(Items from a data source)
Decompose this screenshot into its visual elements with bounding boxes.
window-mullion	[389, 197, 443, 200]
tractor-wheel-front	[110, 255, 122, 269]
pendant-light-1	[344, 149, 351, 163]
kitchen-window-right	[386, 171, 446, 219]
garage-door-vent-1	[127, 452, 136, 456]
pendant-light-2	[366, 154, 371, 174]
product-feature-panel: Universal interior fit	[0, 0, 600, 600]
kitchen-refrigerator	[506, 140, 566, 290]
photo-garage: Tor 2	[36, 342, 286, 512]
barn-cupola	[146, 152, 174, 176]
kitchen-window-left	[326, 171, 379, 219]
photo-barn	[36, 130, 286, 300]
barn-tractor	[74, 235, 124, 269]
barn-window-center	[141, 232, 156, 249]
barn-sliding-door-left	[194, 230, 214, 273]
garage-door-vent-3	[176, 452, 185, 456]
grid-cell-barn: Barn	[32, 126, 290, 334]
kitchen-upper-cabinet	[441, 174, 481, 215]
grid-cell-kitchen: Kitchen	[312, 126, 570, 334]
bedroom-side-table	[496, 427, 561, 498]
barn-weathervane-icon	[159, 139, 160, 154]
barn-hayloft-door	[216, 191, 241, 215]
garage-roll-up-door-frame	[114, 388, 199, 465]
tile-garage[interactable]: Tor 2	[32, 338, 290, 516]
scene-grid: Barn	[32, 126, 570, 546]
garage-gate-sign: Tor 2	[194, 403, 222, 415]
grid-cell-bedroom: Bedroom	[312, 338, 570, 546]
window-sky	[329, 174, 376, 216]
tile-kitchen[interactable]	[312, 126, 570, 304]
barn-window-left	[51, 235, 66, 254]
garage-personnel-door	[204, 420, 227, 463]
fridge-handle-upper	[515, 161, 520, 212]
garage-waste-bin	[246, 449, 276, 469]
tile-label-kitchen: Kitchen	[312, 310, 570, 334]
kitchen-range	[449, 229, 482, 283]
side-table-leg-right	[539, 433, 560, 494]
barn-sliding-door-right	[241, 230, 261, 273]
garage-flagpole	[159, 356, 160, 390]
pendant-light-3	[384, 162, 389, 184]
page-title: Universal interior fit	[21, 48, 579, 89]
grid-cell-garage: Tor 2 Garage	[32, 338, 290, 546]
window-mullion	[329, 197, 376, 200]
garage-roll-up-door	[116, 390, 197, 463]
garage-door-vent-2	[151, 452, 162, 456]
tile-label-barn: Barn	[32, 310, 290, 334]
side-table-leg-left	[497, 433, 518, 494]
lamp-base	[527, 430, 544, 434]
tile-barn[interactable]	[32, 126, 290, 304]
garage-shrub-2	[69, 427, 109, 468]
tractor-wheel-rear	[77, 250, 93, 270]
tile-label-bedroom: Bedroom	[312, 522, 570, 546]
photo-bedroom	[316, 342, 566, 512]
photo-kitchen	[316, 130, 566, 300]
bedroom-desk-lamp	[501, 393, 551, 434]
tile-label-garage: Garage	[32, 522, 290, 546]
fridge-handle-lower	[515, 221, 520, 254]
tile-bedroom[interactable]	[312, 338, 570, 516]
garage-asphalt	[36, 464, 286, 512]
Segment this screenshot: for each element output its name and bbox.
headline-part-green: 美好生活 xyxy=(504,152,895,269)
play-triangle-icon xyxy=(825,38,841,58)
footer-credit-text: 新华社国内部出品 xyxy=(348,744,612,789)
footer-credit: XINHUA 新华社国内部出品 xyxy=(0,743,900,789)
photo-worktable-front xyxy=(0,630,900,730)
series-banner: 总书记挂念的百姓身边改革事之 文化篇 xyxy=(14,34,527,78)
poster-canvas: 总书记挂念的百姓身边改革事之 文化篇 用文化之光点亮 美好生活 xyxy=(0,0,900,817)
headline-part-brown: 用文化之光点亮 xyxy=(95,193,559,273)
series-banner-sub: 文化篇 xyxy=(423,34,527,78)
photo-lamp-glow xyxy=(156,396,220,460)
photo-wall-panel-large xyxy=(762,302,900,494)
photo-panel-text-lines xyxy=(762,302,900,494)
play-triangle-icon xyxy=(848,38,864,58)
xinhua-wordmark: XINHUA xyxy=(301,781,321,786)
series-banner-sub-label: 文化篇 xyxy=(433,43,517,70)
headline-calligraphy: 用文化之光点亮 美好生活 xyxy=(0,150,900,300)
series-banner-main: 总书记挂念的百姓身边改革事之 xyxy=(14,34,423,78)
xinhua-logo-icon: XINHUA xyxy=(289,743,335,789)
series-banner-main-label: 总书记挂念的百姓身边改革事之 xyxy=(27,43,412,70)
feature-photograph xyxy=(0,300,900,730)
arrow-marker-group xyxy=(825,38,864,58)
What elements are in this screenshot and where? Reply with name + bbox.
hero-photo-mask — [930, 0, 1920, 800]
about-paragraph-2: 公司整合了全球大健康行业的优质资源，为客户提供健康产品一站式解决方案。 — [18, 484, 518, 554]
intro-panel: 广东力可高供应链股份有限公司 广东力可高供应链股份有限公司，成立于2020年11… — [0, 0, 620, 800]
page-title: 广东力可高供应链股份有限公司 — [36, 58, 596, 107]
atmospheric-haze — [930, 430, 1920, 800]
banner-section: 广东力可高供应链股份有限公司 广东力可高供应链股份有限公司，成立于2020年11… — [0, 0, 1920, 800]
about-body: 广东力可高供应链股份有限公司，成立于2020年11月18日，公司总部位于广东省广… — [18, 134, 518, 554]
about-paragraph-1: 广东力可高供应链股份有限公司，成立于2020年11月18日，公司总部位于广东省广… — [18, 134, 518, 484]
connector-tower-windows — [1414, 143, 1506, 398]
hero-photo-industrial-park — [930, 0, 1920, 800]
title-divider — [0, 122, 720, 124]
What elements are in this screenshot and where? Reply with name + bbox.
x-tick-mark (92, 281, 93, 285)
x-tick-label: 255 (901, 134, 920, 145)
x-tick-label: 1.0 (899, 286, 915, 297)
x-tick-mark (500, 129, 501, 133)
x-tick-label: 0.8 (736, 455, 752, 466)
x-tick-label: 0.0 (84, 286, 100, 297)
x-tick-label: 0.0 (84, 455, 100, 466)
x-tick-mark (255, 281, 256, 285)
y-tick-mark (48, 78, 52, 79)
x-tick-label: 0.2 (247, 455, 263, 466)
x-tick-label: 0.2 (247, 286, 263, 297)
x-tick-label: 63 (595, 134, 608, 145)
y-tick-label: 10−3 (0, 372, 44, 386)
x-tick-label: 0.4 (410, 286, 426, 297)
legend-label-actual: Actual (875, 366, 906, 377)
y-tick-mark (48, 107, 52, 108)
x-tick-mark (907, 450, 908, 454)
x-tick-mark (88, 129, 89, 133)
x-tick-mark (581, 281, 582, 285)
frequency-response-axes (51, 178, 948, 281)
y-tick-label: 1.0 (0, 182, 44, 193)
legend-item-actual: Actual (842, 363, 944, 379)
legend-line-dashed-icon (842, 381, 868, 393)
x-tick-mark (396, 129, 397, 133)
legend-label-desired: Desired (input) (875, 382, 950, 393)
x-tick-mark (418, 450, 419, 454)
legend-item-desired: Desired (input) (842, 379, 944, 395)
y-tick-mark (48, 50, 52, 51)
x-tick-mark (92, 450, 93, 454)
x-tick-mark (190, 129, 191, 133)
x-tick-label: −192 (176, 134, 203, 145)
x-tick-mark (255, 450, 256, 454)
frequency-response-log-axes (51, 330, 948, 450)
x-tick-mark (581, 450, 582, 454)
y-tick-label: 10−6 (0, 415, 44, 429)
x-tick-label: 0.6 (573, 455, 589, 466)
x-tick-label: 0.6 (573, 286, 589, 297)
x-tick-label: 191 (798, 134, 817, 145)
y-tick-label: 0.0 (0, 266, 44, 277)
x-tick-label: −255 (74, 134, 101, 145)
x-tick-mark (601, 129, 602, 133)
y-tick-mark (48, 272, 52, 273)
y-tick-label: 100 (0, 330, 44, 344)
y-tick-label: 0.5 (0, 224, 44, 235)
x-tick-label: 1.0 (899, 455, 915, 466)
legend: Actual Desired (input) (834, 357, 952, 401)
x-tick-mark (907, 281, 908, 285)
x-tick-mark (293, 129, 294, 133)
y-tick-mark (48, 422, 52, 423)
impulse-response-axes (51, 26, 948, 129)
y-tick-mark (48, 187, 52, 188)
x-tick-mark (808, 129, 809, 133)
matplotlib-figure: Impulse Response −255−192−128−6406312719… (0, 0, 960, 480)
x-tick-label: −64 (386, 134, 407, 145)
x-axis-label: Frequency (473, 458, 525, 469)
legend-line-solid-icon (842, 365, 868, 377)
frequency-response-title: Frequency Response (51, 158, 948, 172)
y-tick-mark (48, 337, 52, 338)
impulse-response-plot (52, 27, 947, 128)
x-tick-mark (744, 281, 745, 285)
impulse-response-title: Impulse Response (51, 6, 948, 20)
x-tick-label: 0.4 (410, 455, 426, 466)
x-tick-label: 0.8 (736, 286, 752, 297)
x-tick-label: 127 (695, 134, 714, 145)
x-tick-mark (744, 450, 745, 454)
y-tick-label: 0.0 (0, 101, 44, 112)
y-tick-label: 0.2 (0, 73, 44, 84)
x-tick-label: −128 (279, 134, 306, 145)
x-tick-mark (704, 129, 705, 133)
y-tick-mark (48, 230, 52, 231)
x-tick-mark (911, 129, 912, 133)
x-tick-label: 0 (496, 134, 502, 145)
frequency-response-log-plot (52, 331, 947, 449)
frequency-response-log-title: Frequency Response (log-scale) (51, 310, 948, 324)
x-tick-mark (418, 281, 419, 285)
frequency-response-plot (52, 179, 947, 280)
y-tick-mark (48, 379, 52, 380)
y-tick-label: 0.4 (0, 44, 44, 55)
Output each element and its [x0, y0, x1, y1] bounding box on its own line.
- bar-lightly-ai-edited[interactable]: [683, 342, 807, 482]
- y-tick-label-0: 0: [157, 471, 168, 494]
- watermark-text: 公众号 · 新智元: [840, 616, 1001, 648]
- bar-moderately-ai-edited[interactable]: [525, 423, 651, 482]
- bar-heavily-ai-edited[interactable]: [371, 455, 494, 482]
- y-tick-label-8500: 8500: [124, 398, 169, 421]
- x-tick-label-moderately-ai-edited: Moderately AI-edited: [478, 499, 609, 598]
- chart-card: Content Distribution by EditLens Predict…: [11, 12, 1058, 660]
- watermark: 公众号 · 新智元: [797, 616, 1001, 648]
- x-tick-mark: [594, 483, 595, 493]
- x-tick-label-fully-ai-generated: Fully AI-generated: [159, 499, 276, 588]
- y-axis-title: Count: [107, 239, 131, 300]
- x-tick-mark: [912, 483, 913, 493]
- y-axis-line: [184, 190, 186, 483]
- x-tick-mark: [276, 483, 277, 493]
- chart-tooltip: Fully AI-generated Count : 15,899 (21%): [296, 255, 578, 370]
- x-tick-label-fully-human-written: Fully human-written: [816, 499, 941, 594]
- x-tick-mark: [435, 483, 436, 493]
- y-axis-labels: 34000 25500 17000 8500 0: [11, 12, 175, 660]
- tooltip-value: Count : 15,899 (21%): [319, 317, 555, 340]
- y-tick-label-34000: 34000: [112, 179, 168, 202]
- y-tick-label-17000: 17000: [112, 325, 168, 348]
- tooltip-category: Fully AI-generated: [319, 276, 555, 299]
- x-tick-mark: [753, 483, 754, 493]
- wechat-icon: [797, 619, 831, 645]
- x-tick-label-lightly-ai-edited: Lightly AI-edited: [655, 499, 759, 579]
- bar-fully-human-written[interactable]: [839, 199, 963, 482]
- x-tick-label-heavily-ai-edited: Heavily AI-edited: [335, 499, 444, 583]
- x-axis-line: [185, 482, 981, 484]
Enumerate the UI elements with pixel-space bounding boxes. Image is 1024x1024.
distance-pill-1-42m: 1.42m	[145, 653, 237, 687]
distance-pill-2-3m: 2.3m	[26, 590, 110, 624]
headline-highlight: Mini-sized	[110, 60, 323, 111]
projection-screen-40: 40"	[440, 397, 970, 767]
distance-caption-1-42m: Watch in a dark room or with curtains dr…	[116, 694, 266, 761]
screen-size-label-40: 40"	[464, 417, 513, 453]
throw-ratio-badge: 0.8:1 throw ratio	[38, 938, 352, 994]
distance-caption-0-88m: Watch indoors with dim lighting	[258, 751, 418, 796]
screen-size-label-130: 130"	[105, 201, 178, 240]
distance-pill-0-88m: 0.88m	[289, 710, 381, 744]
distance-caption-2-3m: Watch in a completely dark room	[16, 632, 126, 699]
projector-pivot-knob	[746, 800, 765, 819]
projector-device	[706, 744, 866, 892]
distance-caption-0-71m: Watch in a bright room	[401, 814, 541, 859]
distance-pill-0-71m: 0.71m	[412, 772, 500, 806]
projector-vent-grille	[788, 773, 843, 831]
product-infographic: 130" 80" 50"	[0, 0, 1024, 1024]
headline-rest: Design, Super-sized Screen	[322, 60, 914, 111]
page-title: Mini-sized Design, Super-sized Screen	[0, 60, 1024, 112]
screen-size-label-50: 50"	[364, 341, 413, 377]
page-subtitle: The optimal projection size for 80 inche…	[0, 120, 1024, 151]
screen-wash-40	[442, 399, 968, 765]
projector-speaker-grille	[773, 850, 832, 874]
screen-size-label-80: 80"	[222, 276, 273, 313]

● PROBLEM TO WORK ON
Render every line of the entries, from the first line through the line containing "433, 560, 494]", as a JSON list of strings with one string per line and no blank lines.

● ANSWER TO THIS EXERCISE
[
  "Decompose this screenshot into its visual elements with bounding boxes.",
  "window-mullion\t[389, 197, 443, 200]",
  "tractor-wheel-front\t[110, 255, 122, 269]",
  "pendant-light-1\t[344, 149, 351, 163]",
  "kitchen-window-right\t[386, 171, 446, 219]",
  "garage-door-vent-1\t[127, 452, 136, 456]",
  "pendant-light-2\t[366, 154, 371, 174]",
  "product-feature-panel: Universal interior fit\t[0, 0, 600, 600]",
  "kitchen-refrigerator\t[506, 140, 566, 290]",
  "photo-garage: Tor 2\t[36, 342, 286, 512]",
  "barn-cupola\t[146, 152, 174, 176]",
  "kitchen-window-left\t[326, 171, 379, 219]",
  "photo-barn\t[36, 130, 286, 300]",
  "barn-tractor\t[74, 235, 124, 269]",
  "barn-window-center\t[141, 232, 156, 249]",
  "barn-sliding-door-left\t[194, 230, 214, 273]",
  "garage-door-vent-3\t[176, 452, 185, 456]",
  "grid-cell-barn: Barn\t[32, 126, 290, 334]",
  "kitchen-upper-cabinet\t[441, 174, 481, 215]",
  "grid-cell-kitchen: Kitchen\t[312, 126, 570, 334]",
  "bedroom-side-table\t[496, 427, 561, 498]",
  "barn-weathervane-icon\t[159, 139, 160, 154]",
  "barn-hayloft-door\t[216, 191, 241, 215]",
  "garage-roll-up-door-frame\t[114, 388, 199, 465]",
  "tile-garage[interactable]: Tor 2\t[32, 338, 290, 516]",
  "scene-grid: Barn\t[32, 126, 570, 546]",
  "garage-gate-sign: Tor 2\t[194, 403, 222, 415]",
  "grid-cell-bedroom: Bedroom\t[312, 338, 570, 546]",
  "window-sky\t[329, 174, 376, 216]",
  "tile-kitchen[interactable]\t[312, 126, 570, 304]",
  "barn-window-left\t[51, 235, 66, 254]",
  "garage-personnel-door\t[204, 420, 227, 463]",
  "fridge-handle-upper\t[515, 161, 520, 212]",
  "garage-waste-bin\t[246, 449, 276, 469]",
  "tile-label-kitchen: Kitchen\t[312, 310, 570, 334]",
  "kitchen-range\t[449, 229, 482, 283]",
  "side-table-leg-right\t[539, 433, 560, 494]"
]